Figure data in JSON

::::

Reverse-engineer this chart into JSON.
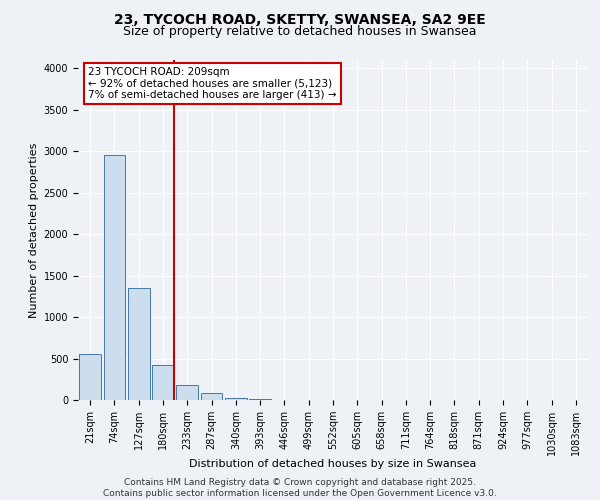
{
  "title": "23, TYCOCH ROAD, SKETTY, SWANSEA, SA2 9EE",
  "subtitle": "Size of property relative to detached houses in Swansea",
  "xlabel": "Distribution of detached houses by size in Swansea",
  "ylabel": "Number of detached properties",
  "categories": [
    "21sqm",
    "74sqm",
    "127sqm",
    "180sqm",
    "233sqm",
    "287sqm",
    "340sqm",
    "393sqm",
    "446sqm",
    "499sqm",
    "552sqm",
    "605sqm",
    "658sqm",
    "711sqm",
    "764sqm",
    "818sqm",
    "871sqm",
    "924sqm",
    "977sqm",
    "1030sqm",
    "1083sqm"
  ],
  "values": [
    560,
    2960,
    1350,
    420,
    175,
    80,
    30,
    12,
    6,
    3,
    2,
    1,
    1,
    0,
    0,
    0,
    0,
    0,
    0,
    0,
    0
  ],
  "bar_color": "#ccdded",
  "bar_edge_color": "#4477aa",
  "red_line_color": "#cc0000",
  "red_line_x": 3.45,
  "annotation_text": "23 TYCOCH ROAD: 209sqm\n← 92% of detached houses are smaller (5,123)\n7% of semi-detached houses are larger (413) →",
  "annotation_box_color": "#cc0000",
  "ylim": [
    0,
    4100
  ],
  "yticks": [
    0,
    500,
    1000,
    1500,
    2000,
    2500,
    3000,
    3500,
    4000
  ],
  "background_color": "#eef2f7",
  "plot_background": "#eef2f7",
  "grid_color": "#ffffff",
  "footer_text": "Contains HM Land Registry data © Crown copyright and database right 2025.\nContains public sector information licensed under the Open Government Licence v3.0.",
  "title_fontsize": 10,
  "subtitle_fontsize": 9,
  "xlabel_fontsize": 8,
  "ylabel_fontsize": 8,
  "tick_fontsize": 7,
  "annotation_fontsize": 7.5,
  "footer_fontsize": 6.5
}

::::

§ Work to do: Can you repeat every record above exactly, apart from the pictures?

§ The response:
Reverse-engineer this chart into JSON.
{
  "title": "23, TYCOCH ROAD, SKETTY, SWANSEA, SA2 9EE",
  "subtitle": "Size of property relative to detached houses in Swansea",
  "xlabel": "Distribution of detached houses by size in Swansea",
  "ylabel": "Number of detached properties",
  "categories": [
    "21sqm",
    "74sqm",
    "127sqm",
    "180sqm",
    "233sqm",
    "287sqm",
    "340sqm",
    "393sqm",
    "446sqm",
    "499sqm",
    "552sqm",
    "605sqm",
    "658sqm",
    "711sqm",
    "764sqm",
    "818sqm",
    "871sqm",
    "924sqm",
    "977sqm",
    "1030sqm",
    "1083sqm"
  ],
  "values": [
    560,
    2960,
    1350,
    420,
    175,
    80,
    30,
    12,
    6,
    3,
    2,
    1,
    1,
    0,
    0,
    0,
    0,
    0,
    0,
    0,
    0
  ],
  "bar_color": "#ccdded",
  "bar_edge_color": "#4477aa",
  "red_line_color": "#cc0000",
  "red_line_x": 3.45,
  "annotation_text": "23 TYCOCH ROAD: 209sqm\n← 92% of detached houses are smaller (5,123)\n7% of semi-detached houses are larger (413) →",
  "annotation_box_color": "#cc0000",
  "ylim": [
    0,
    4100
  ],
  "yticks": [
    0,
    500,
    1000,
    1500,
    2000,
    2500,
    3000,
    3500,
    4000
  ],
  "background_color": "#eef2f7",
  "plot_background": "#eef2f7",
  "grid_color": "#ffffff",
  "footer_text": "Contains HM Land Registry data © Crown copyright and database right 2025.\nContains public sector information licensed under the Open Government Licence v3.0.",
  "title_fontsize": 10,
  "subtitle_fontsize": 9,
  "xlabel_fontsize": 8,
  "ylabel_fontsize": 8,
  "tick_fontsize": 7,
  "annotation_fontsize": 7.5,
  "footer_fontsize": 6.5
}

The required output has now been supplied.